→ **RECORDS SUPPLIED**:
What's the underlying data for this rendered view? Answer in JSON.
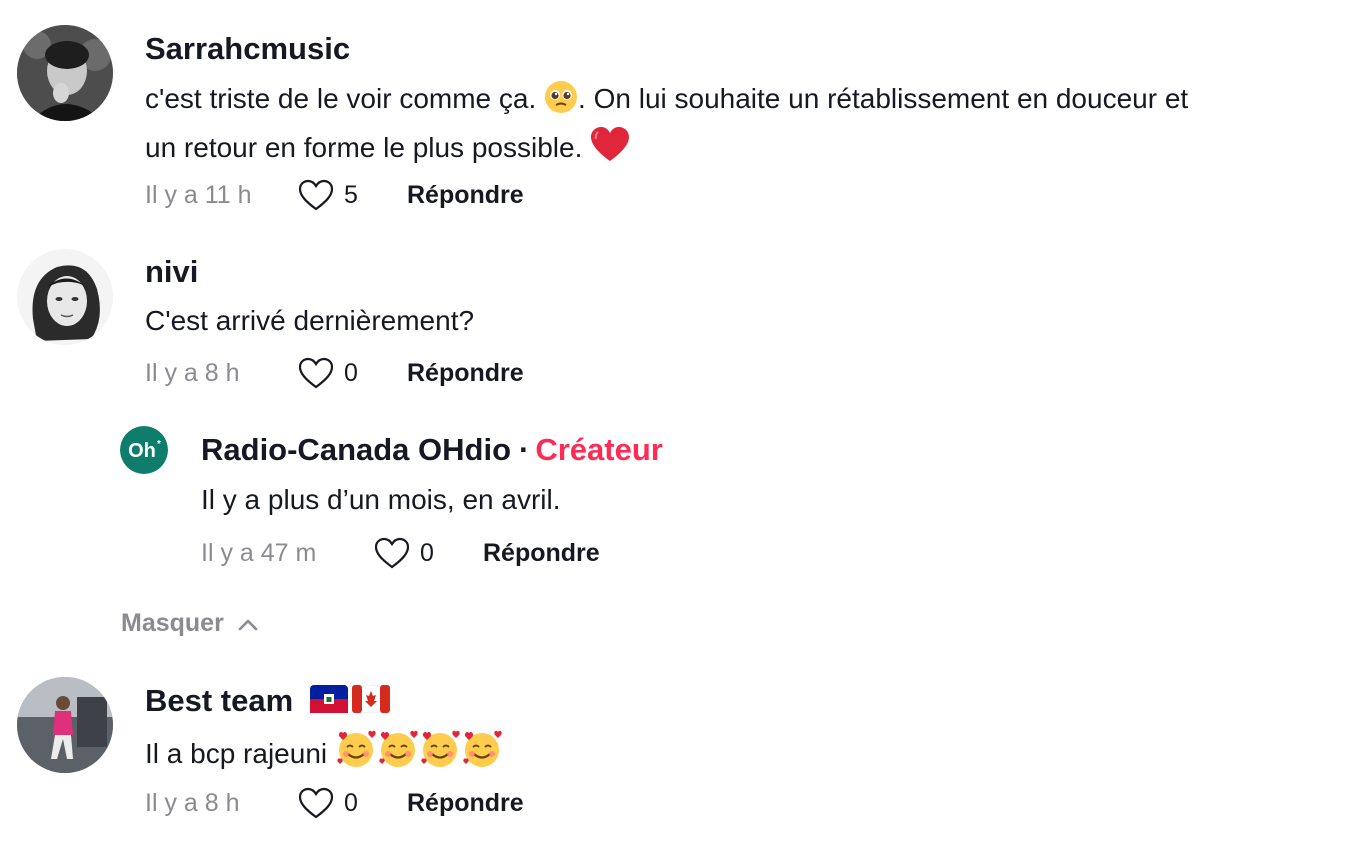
{
  "comments": [
    {
      "username": "Sarrahcmusic",
      "text_line1_a": "c'est triste de le voir comme ça. ",
      "text_line1_b": ". On lui souhaite un rétablissement en douceur et",
      "text_line2": "un retour en forme le plus possible. ",
      "emojis": [
        "pleading-face-icon",
        "red-heart-icon"
      ],
      "time": "Il y a 11 h",
      "likes": "5",
      "reply_label": "Répondre"
    },
    {
      "username": "nivi",
      "text": "C'est arrivé dernièrement?",
      "time": "Il y a 8 h",
      "likes": "0",
      "reply_label": "Répondre",
      "replies": [
        {
          "username": "Radio-Canada OHdio",
          "badge_sep": "·",
          "badge": "Créateur",
          "avatar_text": "Oh",
          "text": "Il y a plus d’un mois, en avril.",
          "time": "Il y a 47 m",
          "likes": "0",
          "reply_label": "Répondre"
        }
      ],
      "hide_label": "Masquer"
    },
    {
      "username": "Best team",
      "flags": [
        "haiti-flag-icon",
        "canada-flag-icon"
      ],
      "text": "Il a bcp rajeuni ",
      "emojis": [
        "smiling-face-with-hearts-icon",
        "smiling-face-with-hearts-icon",
        "smiling-face-with-hearts-icon",
        "smiling-face-with-hearts-icon"
      ],
      "time": "Il y a 8 h",
      "likes": "0",
      "reply_label": "Répondre"
    }
  ],
  "colors": {
    "creator": "#fe2c55",
    "muted": "#8a8b91",
    "text": "#161823",
    "brand_avatar": "#0f7d6c"
  }
}
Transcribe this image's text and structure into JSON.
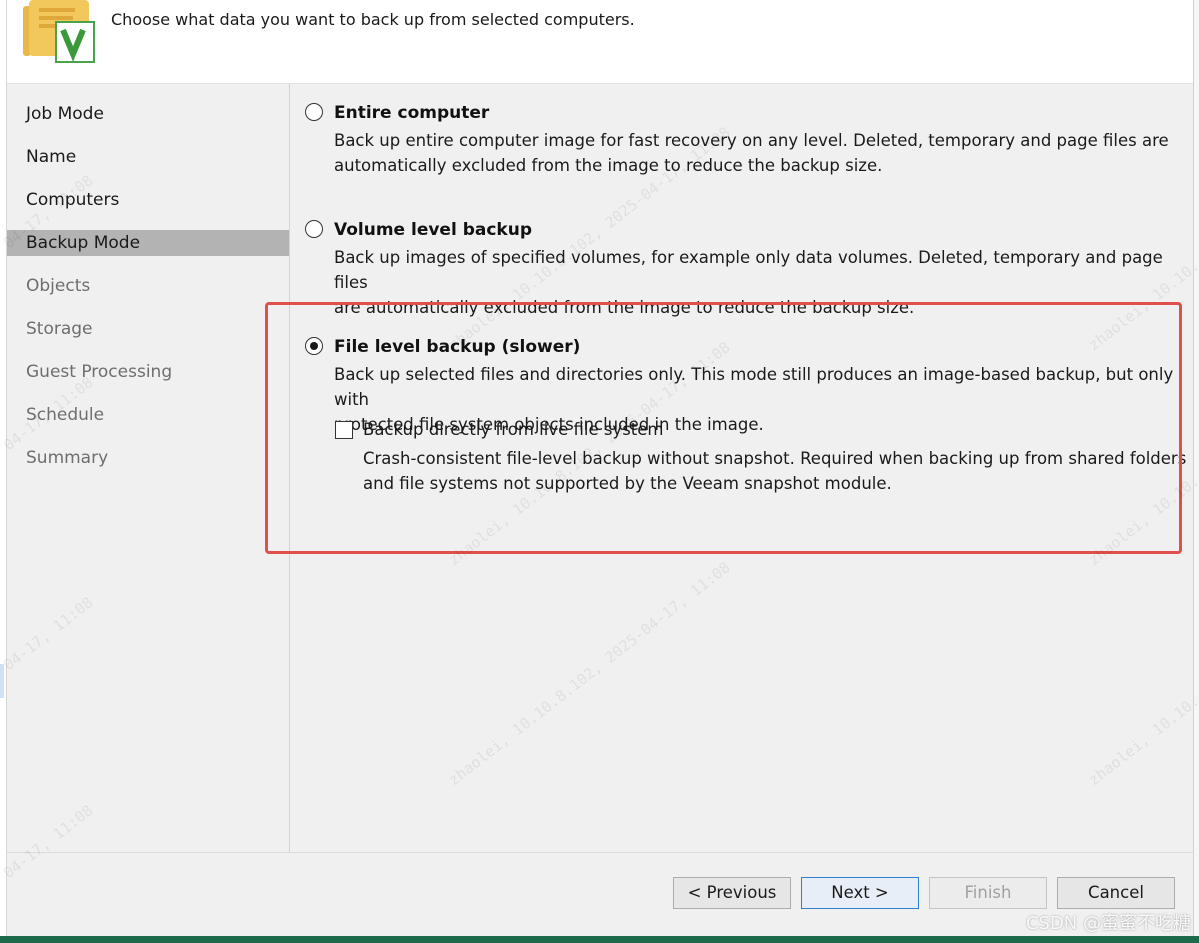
{
  "header": {
    "description": "Choose what data you want to back up from selected computers."
  },
  "nav": {
    "items": [
      {
        "label": "Job Mode",
        "state": "enabled"
      },
      {
        "label": "Name",
        "state": "enabled"
      },
      {
        "label": "Computers",
        "state": "enabled"
      },
      {
        "label": "Backup Mode",
        "state": "selected"
      },
      {
        "label": "Objects",
        "state": "disabled"
      },
      {
        "label": "Storage",
        "state": "disabled"
      },
      {
        "label": "Guest Processing",
        "state": "disabled"
      },
      {
        "label": "Schedule",
        "state": "disabled"
      },
      {
        "label": "Summary",
        "state": "disabled"
      }
    ]
  },
  "options": [
    {
      "title": "Entire computer",
      "desc_line1": "Back up entire computer image for fast recovery on any level. Deleted, temporary and page files are",
      "desc_line2": "automatically excluded from the image to reduce the backup size.",
      "selected": false
    },
    {
      "title": "Volume level backup",
      "desc_line1": "Back up images of specified volumes, for example only data volumes. Deleted, temporary and page files",
      "desc_line2": "are automatically excluded from the image to reduce the backup size.",
      "selected": false
    },
    {
      "title": "File level backup (slower)",
      "desc_line1": "Back up selected files and directories only. This mode still produces an image-based backup, but only with",
      "desc_line2": "protected file system objects included in the image.",
      "selected": true
    }
  ],
  "live_fs": {
    "label": "Backup directly from live file system",
    "desc_line1": "Crash-consistent file-level backup without snapshot. Required when backing up from shared folders",
    "desc_line2": "and file systems not supported by the Veeam snapshot module.",
    "checked": false
  },
  "footer": {
    "previous_label": "< Previous",
    "next_label": "Next >",
    "finish_label": "Finish",
    "cancel_label": "Cancel"
  },
  "watermark": {
    "user_ip": "zhaolei, 10.10.8.102, 2025-04-17, 11:08",
    "date_time": "04-17, 11:08",
    "user_ip_short": "zhaolei, 10.10."
  },
  "csdn_watermark": "CSDN @蜜蜜不吃糖",
  "colors": {
    "highlight_box": "#e0504a",
    "nav_selected": "#b3b3b3",
    "default_button_border": "#2f7fd0"
  }
}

→ **WORK TO COMPLETE**: Your task is to repeat the data above exactly while excluding the pictures.

→ **THE RESULT**:
What's the underlying data for this rendered view? Answer in JSON.
{
  "comments": [
    {
      "username": "Sarrahcmusic",
      "text_line1_a": "c'est triste de le voir comme ça. ",
      "text_line1_b": ". On lui souhaite un rétablissement en douceur et",
      "text_line2": "un retour en forme le plus possible. ",
      "emojis": [
        "pleading-face-icon",
        "red-heart-icon"
      ],
      "time": "Il y a 11 h",
      "likes": "5",
      "reply_label": "Répondre"
    },
    {
      "username": "nivi",
      "text": "C'est arrivé dernièrement?",
      "time": "Il y a 8 h",
      "likes": "0",
      "reply_label": "Répondre",
      "replies": [
        {
          "username": "Radio-Canada OHdio",
          "badge_sep": "·",
          "badge": "Créateur",
          "avatar_text": "Oh",
          "text": "Il y a plus d’un mois, en avril.",
          "time": "Il y a 47 m",
          "likes": "0",
          "reply_label": "Répondre"
        }
      ],
      "hide_label": "Masquer"
    },
    {
      "username": "Best team",
      "flags": [
        "haiti-flag-icon",
        "canada-flag-icon"
      ],
      "text": "Il a bcp rajeuni ",
      "emojis": [
        "smiling-face-with-hearts-icon",
        "smiling-face-with-hearts-icon",
        "smiling-face-with-hearts-icon",
        "smiling-face-with-hearts-icon"
      ],
      "time": "Il y a 8 h",
      "likes": "0",
      "reply_label": "Répondre"
    }
  ],
  "colors": {
    "creator": "#fe2c55",
    "muted": "#8a8b91",
    "text": "#161823",
    "brand_avatar": "#0f7d6c"
  }
}
Transcribe this image's text and structure into JSON.
{
  "header": {
    "description": "Choose what data you want to back up from selected computers."
  },
  "nav": {
    "items": [
      {
        "label": "Job Mode",
        "state": "enabled"
      },
      {
        "label": "Name",
        "state": "enabled"
      },
      {
        "label": "Computers",
        "state": "enabled"
      },
      {
        "label": "Backup Mode",
        "state": "selected"
      },
      {
        "label": "Objects",
        "state": "disabled"
      },
      {
        "label": "Storage",
        "state": "disabled"
      },
      {
        "label": "Guest Processing",
        "state": "disabled"
      },
      {
        "label": "Schedule",
        "state": "disabled"
      },
      {
        "label": "Summary",
        "state": "disabled"
      }
    ]
  },
  "options": [
    {
      "title": "Entire computer",
      "desc_line1": "Back up entire computer image for fast recovery on any level. Deleted, temporary and page files are",
      "desc_line2": "automatically excluded from the image to reduce the backup size.",
      "selected": false
    },
    {
      "title": "Volume level backup",
      "desc_line1": "Back up images of specified volumes, for example only data volumes. Deleted, temporary and page files",
      "desc_line2": "are automatically excluded from the image to reduce the backup size.",
      "selected": false
    },
    {
      "title": "File level backup (slower)",
      "desc_line1": "Back up selected files and directories only. This mode still produces an image-based backup, but only with",
      "desc_line2": "protected file system objects included in the image.",
      "selected": true
    }
  ],
  "live_fs": {
    "label": "Backup directly from live file system",
    "desc_line1": "Crash-consistent file-level backup without snapshot. Required when backing up from shared folders",
    "desc_line2": "and file systems not supported by the Veeam snapshot module.",
    "checked": false
  },
  "footer": {
    "previous_label": "< Previous",
    "next_label": "Next >",
    "finish_label": "Finish",
    "cancel_label": "Cancel"
  },
  "watermark": {
    "user_ip": "zhaolei, 10.10.8.102, 2025-04-17, 11:08",
    "date_time": "04-17, 11:08",
    "user_ip_short": "zhaolei, 10.10."
  },
  "csdn_watermark": "CSDN @蜜蜜不吃糖",
  "colors": {
    "highlight_box": "#e0504a",
    "nav_selected": "#b3b3b3",
    "default_button_border": "#2f7fd0"
  }
}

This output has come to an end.